**WHAT IS EXPECTED**
Output every entry exactly as written.

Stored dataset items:
────────

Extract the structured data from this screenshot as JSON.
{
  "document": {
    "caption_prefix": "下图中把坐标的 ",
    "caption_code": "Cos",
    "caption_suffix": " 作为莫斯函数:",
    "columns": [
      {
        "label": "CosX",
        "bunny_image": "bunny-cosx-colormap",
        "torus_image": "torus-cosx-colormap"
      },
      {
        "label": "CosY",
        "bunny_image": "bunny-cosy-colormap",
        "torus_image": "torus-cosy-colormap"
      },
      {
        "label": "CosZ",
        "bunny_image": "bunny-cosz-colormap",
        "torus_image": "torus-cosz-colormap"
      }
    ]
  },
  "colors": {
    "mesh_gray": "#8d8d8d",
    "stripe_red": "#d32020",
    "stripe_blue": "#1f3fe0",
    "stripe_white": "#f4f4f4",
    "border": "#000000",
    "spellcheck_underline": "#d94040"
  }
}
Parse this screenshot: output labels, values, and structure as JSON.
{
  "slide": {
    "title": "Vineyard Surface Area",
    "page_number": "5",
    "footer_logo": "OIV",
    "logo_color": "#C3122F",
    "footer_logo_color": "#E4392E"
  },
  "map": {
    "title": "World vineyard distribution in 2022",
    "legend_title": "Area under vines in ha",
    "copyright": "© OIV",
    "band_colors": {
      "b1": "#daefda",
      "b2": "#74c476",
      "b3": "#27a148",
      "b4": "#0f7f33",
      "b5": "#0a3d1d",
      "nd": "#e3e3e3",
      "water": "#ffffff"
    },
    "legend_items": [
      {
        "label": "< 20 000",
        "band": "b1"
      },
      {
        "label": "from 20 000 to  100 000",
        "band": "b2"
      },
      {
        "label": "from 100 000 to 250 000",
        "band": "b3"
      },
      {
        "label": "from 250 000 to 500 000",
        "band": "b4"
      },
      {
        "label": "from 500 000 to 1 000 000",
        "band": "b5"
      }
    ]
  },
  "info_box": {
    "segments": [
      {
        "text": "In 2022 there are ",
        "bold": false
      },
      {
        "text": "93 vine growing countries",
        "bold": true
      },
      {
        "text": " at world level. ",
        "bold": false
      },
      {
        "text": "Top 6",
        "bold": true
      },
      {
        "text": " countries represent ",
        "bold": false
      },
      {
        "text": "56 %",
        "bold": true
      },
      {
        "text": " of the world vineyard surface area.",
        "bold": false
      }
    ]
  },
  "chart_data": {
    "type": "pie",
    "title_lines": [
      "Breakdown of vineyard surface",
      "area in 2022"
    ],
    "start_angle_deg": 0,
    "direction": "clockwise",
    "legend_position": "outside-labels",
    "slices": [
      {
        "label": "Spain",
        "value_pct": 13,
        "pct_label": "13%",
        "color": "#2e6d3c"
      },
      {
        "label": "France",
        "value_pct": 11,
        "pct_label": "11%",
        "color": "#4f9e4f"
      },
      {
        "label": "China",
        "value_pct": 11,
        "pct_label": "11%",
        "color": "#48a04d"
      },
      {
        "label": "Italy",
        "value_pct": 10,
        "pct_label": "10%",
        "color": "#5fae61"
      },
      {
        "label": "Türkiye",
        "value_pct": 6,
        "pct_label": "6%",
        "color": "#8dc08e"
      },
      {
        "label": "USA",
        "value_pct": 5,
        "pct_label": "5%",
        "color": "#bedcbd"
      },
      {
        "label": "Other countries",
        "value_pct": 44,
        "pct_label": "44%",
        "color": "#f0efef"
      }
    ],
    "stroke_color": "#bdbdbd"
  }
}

────────

**SOLUTION**
Extract the structured data from this screenshot as JSON.
{
  "document": {
    "caption_prefix": "下图中把坐标的 ",
    "caption_code": "Cos",
    "caption_suffix": " 作为莫斯函数:",
    "columns": [
      {
        "label": "CosX",
        "bunny_image": "bunny-cosx-colormap",
        "torus_image": "torus-cosx-colormap"
      },
      {
        "label": "CosY",
        "bunny_image": "bunny-cosy-colormap",
        "torus_image": "torus-cosy-colormap"
      },
      {
        "label": "CosZ",
        "bunny_image": "bunny-cosz-colormap",
        "torus_image": "torus-cosz-colormap"
      }
    ]
  },
  "colors": {
    "mesh_gray": "#8d8d8d",
    "stripe_red": "#d32020",
    "stripe_blue": "#1f3fe0",
    "stripe_white": "#f4f4f4",
    "border": "#000000",
    "spellcheck_underline": "#d94040"
  }
}
Parse this screenshot: output labels, values, and structure as JSON.
{
  "slide": {
    "title": "Vineyard Surface Area",
    "page_number": "5",
    "footer_logo": "OIV",
    "logo_color": "#C3122F",
    "footer_logo_color": "#E4392E"
  },
  "map": {
    "title": "World vineyard distribution in 2022",
    "legend_title": "Area under vines in ha",
    "copyright": "© OIV",
    "band_colors": {
      "b1": "#daefda",
      "b2": "#74c476",
      "b3": "#27a148",
      "b4": "#0f7f33",
      "b5": "#0a3d1d",
      "nd": "#e3e3e3",
      "water": "#ffffff"
    },
    "legend_items": [
      {
        "label": "< 20 000",
        "band": "b1"
      },
      {
        "label": "from 20 000 to  100 000",
        "band": "b2"
      },
      {
        "label": "from 100 000 to 250 000",
        "band": "b3"
      },
      {
        "label": "from 250 000 to 500 000",
        "band": "b4"
      },
      {
        "label": "from 500 000 to 1 000 000",
        "band": "b5"
      }
    ]
  },
  "info_box": {
    "segments": [
      {
        "text": "In 2022 there are ",
        "bold": false
      },
      {
        "text": "93 vine growing countries",
        "bold": true
      },
      {
        "text": " at world level. ",
        "bold": false
      },
      {
        "text": "Top 6",
        "bold": true
      },
      {
        "text": " countries represent ",
        "bold": false
      },
      {
        "text": "56 %",
        "bold": true
      },
      {
        "text": " of the world vineyard surface area.",
        "bold": false
      }
    ]
  },
  "chart_data": {
    "type": "pie",
    "title_lines": [
      "Breakdown of vineyard surface",
      "area in 2022"
    ],
    "start_angle_deg": 0,
    "direction": "clockwise",
    "legend_position": "outside-labels",
    "slices": [
      {
        "label": "Spain",
        "value_pct": 13,
        "pct_label": "13%",
        "color": "#2e6d3c"
      },
      {
        "label": "France",
        "value_pct": 11,
        "pct_label": "11%",
        "color": "#4f9e4f"
      },
      {
        "label": "China",
        "value_pct": 11,
        "pct_label": "11%",
        "color": "#48a04d"
      },
      {
        "label": "Italy",
        "value_pct": 10,
        "pct_label": "10%",
        "color": "#5fae61"
      },
      {
        "label": "Türkiye",
        "value_pct": 6,
        "pct_label": "6%",
        "color": "#8dc08e"
      },
      {
        "label": "USA",
        "value_pct": 5,
        "pct_label": "5%",
        "color": "#bedcbd"
      },
      {
        "label": "Other countries",
        "value_pct": 44,
        "pct_label": "44%",
        "color": "#f0efef"
      }
    ],
    "stroke_color": "#bdbdbd"
  }
}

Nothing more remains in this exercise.